* Problem statement *
Pick out all lines in the listing holding the string "Movement" and copy them.

Dataset excerpts
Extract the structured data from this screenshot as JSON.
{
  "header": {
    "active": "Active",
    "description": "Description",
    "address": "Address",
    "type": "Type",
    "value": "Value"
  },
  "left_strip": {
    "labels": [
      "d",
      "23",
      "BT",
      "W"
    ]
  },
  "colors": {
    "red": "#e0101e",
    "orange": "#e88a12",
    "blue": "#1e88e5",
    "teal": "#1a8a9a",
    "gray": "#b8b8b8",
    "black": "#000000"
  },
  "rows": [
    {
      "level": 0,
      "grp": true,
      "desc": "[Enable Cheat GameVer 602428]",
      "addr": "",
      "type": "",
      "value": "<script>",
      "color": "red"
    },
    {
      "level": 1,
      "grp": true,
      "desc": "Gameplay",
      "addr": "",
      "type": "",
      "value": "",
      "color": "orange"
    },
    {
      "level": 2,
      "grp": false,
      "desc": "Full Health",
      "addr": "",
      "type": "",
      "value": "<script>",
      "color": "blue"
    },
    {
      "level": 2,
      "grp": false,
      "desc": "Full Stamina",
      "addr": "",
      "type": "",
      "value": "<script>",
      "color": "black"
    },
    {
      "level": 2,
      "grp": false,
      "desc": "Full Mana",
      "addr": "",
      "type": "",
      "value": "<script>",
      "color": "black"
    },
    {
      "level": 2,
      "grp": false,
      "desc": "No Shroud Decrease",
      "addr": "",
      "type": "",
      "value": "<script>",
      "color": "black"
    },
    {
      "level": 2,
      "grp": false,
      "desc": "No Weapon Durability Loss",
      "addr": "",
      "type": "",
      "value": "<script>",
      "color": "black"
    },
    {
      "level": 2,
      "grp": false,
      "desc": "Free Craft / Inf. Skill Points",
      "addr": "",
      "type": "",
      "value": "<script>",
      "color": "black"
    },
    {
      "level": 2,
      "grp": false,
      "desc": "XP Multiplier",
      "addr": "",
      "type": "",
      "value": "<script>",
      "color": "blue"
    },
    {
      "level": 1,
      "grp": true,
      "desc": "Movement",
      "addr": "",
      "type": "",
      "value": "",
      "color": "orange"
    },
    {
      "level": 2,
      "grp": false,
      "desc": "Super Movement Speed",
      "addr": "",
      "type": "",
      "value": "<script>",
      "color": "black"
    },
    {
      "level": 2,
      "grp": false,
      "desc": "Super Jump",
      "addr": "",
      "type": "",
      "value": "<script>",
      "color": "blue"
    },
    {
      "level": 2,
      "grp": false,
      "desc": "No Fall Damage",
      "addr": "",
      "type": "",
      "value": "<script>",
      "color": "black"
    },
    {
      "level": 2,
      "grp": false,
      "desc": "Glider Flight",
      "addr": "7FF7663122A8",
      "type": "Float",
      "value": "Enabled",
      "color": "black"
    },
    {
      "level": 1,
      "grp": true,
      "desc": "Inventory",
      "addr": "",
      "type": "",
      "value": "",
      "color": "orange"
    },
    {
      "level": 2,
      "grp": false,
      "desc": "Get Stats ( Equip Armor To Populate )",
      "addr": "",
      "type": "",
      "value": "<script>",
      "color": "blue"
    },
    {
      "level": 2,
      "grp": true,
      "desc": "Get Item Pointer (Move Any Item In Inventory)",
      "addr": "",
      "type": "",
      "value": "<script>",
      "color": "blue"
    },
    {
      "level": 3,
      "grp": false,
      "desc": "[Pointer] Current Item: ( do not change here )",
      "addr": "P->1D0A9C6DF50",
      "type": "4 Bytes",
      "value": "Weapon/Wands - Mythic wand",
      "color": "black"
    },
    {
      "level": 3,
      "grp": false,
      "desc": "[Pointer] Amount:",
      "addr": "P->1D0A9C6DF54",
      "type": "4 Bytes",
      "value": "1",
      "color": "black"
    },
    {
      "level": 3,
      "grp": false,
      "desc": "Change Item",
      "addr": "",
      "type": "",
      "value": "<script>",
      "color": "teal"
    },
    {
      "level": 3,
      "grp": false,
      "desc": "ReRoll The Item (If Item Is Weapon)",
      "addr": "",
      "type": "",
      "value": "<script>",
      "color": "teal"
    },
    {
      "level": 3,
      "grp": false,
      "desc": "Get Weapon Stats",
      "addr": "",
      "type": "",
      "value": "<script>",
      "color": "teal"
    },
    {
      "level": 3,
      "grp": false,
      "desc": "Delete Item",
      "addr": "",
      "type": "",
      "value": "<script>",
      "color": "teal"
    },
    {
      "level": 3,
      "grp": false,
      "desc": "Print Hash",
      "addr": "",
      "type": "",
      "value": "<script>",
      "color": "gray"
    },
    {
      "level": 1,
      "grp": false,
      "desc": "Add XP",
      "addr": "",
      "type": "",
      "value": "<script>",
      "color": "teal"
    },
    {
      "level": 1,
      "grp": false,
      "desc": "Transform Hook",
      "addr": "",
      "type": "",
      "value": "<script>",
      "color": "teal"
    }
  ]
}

* Task output *
      "desc": "Movement",
      "desc": "Super Movement Speed",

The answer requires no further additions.